Requirement — Return every line of the material below word for word, changing nothing.

Supplied information —
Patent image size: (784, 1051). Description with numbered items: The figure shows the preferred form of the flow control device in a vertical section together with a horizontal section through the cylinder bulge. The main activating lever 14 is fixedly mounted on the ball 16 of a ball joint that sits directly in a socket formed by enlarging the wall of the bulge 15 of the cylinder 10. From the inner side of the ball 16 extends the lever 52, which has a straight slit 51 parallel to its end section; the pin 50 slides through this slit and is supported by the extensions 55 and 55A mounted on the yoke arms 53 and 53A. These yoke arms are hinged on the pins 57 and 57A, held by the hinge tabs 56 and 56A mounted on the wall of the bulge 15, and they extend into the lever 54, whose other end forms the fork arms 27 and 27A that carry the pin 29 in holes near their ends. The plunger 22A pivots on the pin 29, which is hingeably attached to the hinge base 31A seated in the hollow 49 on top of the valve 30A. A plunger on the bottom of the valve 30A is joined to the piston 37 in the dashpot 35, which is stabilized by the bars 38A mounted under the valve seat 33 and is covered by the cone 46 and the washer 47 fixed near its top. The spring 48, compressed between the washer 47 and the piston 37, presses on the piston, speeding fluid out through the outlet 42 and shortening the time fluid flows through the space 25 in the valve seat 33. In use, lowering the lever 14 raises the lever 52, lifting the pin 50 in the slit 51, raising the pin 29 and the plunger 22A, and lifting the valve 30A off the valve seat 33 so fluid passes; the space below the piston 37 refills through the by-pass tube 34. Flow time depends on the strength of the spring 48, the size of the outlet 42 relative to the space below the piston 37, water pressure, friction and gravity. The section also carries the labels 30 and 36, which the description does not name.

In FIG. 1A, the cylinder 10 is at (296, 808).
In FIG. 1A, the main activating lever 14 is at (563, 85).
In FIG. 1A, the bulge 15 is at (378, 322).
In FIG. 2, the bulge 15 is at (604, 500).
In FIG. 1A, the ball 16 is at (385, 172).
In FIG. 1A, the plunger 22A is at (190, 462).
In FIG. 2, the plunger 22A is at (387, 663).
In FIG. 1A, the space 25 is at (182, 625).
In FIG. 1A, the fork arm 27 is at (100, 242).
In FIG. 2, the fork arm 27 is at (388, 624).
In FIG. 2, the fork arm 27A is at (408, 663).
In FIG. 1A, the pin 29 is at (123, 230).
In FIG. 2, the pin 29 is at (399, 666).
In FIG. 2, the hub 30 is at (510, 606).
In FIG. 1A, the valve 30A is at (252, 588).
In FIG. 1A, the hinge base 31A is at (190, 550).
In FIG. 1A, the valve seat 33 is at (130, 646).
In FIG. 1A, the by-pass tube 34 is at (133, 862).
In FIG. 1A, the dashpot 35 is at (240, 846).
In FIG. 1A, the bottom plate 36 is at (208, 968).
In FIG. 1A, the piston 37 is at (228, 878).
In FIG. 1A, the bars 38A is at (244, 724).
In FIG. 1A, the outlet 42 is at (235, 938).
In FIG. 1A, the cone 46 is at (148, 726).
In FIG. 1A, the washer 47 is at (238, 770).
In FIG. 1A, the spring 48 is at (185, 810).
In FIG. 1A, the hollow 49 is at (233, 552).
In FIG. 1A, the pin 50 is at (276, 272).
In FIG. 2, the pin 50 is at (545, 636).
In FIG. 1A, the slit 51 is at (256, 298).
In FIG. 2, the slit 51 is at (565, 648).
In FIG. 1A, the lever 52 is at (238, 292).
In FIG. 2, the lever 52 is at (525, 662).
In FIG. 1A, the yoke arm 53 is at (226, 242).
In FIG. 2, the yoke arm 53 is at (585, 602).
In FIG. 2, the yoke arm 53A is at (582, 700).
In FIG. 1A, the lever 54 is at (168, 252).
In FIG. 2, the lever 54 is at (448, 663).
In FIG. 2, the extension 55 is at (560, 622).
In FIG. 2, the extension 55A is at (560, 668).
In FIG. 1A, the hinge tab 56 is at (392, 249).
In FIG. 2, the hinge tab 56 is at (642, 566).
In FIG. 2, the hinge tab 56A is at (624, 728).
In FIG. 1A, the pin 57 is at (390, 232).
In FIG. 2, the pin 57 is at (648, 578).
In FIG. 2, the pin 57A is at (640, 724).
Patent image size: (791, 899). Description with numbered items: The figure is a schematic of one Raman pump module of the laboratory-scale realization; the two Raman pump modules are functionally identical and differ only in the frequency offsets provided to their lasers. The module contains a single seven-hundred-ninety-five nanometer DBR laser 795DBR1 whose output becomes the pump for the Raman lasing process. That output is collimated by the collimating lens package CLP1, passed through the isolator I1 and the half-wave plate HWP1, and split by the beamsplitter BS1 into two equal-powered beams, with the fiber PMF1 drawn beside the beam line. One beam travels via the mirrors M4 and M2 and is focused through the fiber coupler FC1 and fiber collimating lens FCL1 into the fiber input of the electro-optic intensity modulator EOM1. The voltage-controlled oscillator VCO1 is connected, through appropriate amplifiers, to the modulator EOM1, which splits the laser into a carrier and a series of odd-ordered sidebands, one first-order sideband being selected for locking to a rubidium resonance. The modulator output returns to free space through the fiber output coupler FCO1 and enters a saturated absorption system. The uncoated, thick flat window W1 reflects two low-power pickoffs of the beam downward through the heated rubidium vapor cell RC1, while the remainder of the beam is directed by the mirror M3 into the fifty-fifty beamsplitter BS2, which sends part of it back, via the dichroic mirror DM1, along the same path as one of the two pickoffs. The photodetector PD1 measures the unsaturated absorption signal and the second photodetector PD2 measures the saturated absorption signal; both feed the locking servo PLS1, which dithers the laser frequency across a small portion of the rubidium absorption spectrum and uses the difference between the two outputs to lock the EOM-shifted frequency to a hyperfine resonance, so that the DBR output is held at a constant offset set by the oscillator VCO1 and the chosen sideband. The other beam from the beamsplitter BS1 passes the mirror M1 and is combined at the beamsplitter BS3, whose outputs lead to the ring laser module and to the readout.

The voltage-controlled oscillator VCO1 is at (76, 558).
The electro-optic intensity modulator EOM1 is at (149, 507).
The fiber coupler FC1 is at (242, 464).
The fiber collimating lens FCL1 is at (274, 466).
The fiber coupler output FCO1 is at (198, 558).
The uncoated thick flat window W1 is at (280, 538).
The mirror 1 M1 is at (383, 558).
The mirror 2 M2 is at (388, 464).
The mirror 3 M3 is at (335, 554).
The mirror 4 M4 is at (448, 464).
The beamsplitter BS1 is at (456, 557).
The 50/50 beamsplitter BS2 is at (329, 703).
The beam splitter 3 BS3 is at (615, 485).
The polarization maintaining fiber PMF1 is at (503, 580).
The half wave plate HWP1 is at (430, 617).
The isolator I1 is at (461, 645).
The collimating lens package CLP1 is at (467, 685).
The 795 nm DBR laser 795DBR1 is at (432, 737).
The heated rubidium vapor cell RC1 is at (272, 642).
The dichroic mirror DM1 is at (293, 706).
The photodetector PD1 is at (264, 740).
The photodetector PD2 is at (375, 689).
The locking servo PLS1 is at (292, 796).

Complete output —
Patent image size: (784, 1051). Description with numbered items: The figure shows the preferred form of the flow control device in a vertical section together with a horizontal section through the cylinder bulge. The main activating lever 14 is fixedly mounted on the ball 16 of a ball joint that sits directly in a socket formed by enlarging the wall of the bulge 15 of the cylinder 10. From the inner side of the ball 16 extends the lever 52, which has a straight slit 51 parallel to its end section; the pin 50 slides through this slit and is supported by the extensions 55 and 55A mounted on the yoke arms 53 and 53A. These yoke arms are hinged on the pins 57 and 57A, held by the hinge tabs 56 and 56A mounted on the wall of the bulge 15, and they extend into the lever 54, whose other end forms the fork arms 27 and 27A that carry the pin 29 in holes near their ends. The plunger 22A pivots on the pin 29, which is hingeably attached to the hinge base 31A seated in the hollow 49 on top of the valve 30A. A plunger on the bottom of the valve 30A is joined to the piston 37 in the dashpot 35, which is stabilized by the bars 38A mounted under the valve seat 33 and is covered by the cone 46 and the washer 47 fixed near its top. The spring 48, compressed between the washer 47 and the piston 37, presses on the piston, speeding fluid out through the outlet 42 and shortening the time fluid flows through the space 25 in the valve seat 33. In use, lowering the lever 14 raises the lever 52, lifting the pin 50 in the slit 51, raising the pin 29 and the plunger 22A, and lifting the valve 30A off the valve seat 33 so fluid passes; the space below the piston 37 refills through the by-pass tube 34. Flow time depends on the strength of the spring 48, the size of the outlet 42 relative to the space below the piston 37, water pressure, friction and gravity. The section also carries the labels 30 and 36, which the description does not name.

In FIG. 1A, the cylinder 10 is at (296, 808).
In FIG. 1A, the main activating lever 14 is at (563, 85).
In FIG. 1A, the bulge 15 is at (378, 322).
In FIG. 2, the bulge 15 is at (604, 500).
In FIG. 1A, the ball 16 is at (385, 172).
In FIG. 1A, the plunger 22A is at (190, 462).
In FIG. 2, the plunger 22A is at (387, 663).
In FIG. 1A, the space 25 is at (182, 625).
In FIG. 1A, the fork arm 27 is at (100, 242).
In FIG. 2, the fork arm 27 is at (388, 624).
In FIG. 2, the fork arm 27A is at (408, 663).
In FIG. 1A, the pin 29 is at (123, 230).
In FIG. 2, the pin 29 is at (399, 666).
In FIG. 2, the hub 30 is at (510, 606).
In FIG. 1A, the valve 30A is at (252, 588).
In FIG. 1A, the hinge base 31A is at (190, 550).
In FIG. 1A, the valve seat 33 is at (130, 646).
In FIG. 1A, the by-pass tube 34 is at (133, 862).
In FIG. 1A, the dashpot 35 is at (240, 846).
In FIG. 1A, the bottom plate 36 is at (208, 968).
In FIG. 1A, the piston 37 is at (228, 878).
In FIG. 1A, the bars 38A is at (244, 724).
In FIG. 1A, the outlet 42 is at (235, 938).
In FIG. 1A, the cone 46 is at (148, 726).
In FIG. 1A, the washer 47 is at (238, 770).
In FIG. 1A, the spring 48 is at (185, 810).
In FIG. 1A, the hollow 49 is at (233, 552).
In FIG. 1A, the pin 50 is at (276, 272).
In FIG. 2, the pin 50 is at (545, 636).
In FIG. 1A, the slit 51 is at (256, 298).
In FIG. 2, the slit 51 is at (565, 648).
In FIG. 1A, the lever 52 is at (238, 292).
In FIG. 2, the lever 52 is at (525, 662).
In FIG. 1A, the yoke arm 53 is at (226, 242).
In FIG. 2, the yoke arm 53 is at (585, 602).
In FIG. 2, the yoke arm 53A is at (582, 700).
In FIG. 1A, the lever 54 is at (168, 252).
In FIG. 2, the lever 54 is at (448, 663).
In FIG. 2, the extension 55 is at (560, 622).
In FIG. 2, the extension 55A is at (560, 668).
In FIG. 1A, the hinge tab 56 is at (392, 249).
In FIG. 2, the hinge tab 56 is at (642, 566).
In FIG. 2, the hinge tab 56A is at (624, 728).
In FIG. 1A, the pin 57 is at (390, 232).
In FIG. 2, the pin 57 is at (648, 578).
In FIG. 2, the pin 57A is at (640, 724).
Patent image size: (791, 899). Description with numbered items: The figure is a schematic of one Raman pump module of the laboratory-scale realization; the two Raman pump modules are functionally identical and differ only in the frequency offsets provided to their lasers. The module contains a single seven-hundred-ninety-five nanometer DBR laser 795DBR1 whose output becomes the pump for the Raman lasing process. That output is collimated by the collimating lens package CLP1, passed through the isolator I1 and the half-wave plate HWP1, and split by the beamsplitter BS1 into two equal-powered beams, with the fiber PMF1 drawn beside the beam line. One beam travels via the mirrors M4 and M2 and is focused through the fiber coupler FC1 and fiber collimating lens FCL1 into the fiber input of the electro-optic intensity modulator EOM1. The voltage-controlled oscillator VCO1 is connected, through appropriate amplifiers, to the modulator EOM1, which splits the laser into a carrier and a series of odd-ordered sidebands, one first-order sideband being selected for locking to a rubidium resonance. The modulator output returns to free space through the fiber output coupler FCO1 and enters a saturated absorption system. The uncoated, thick flat window W1 reflects two low-power pickoffs of the beam downward through the heated rubidium vapor cell RC1, while the remainder of the beam is directed by the mirror M3 into the fifty-fifty beamsplitter BS2, which sends part of it back, via the dichroic mirror DM1, along the same path as one of the two pickoffs. The photodetector PD1 measures the unsaturated absorption signal and the second photodetector PD2 measures the saturated absorption signal; both feed the locking servo PLS1, which dithers the laser frequency across a small portion of the rubidium absorption spectrum and uses the difference between the two outputs to lock the EOM-shifted frequency to a hyperfine resonance, so that the DBR output is held at a constant offset set by the oscillator VCO1 and the chosen sideband. The other beam from the beamsplitter BS1 passes the mirror M1 and is combined at the beamsplitter BS3, whose outputs lead to the ring laser module and to the readout.

The voltage-controlled oscillator VCO1 is at (76, 558).
The electro-optic intensity modulator EOM1 is at (149, 507).
The fiber coupler FC1 is at (242, 464).
The fiber collimating lens FCL1 is at (274, 466).
The fiber coupler output FCO1 is at (198, 558).
The uncoated thick flat window W1 is at (280, 538).
The mirror 1 M1 is at (383, 558).
The mirror 2 M2 is at (388, 464).
The mirror 3 M3 is at (335, 554).
The mirror 4 M4 is at (448, 464).
The beamsplitter BS1 is at (456, 557).
The 50/50 beamsplitter BS2 is at (329, 703).
The beam splitter 3 BS3 is at (615, 485).
The polarization maintaining fiber PMF1 is at (503, 580).
The half wave plate HWP1 is at (430, 617).
The isolator I1 is at (461, 645).
The collimating lens package CLP1 is at (467, 685).
The 795 nm DBR laser 795DBR1 is at (432, 737).
The heated rubidium vapor cell RC1 is at (272, 642).
The dichroic mirror DM1 is at (293, 706).
The photodetector PD1 is at (264, 740).
The photodetector PD2 is at (375, 689).
The locking servo PLS1 is at (292, 796).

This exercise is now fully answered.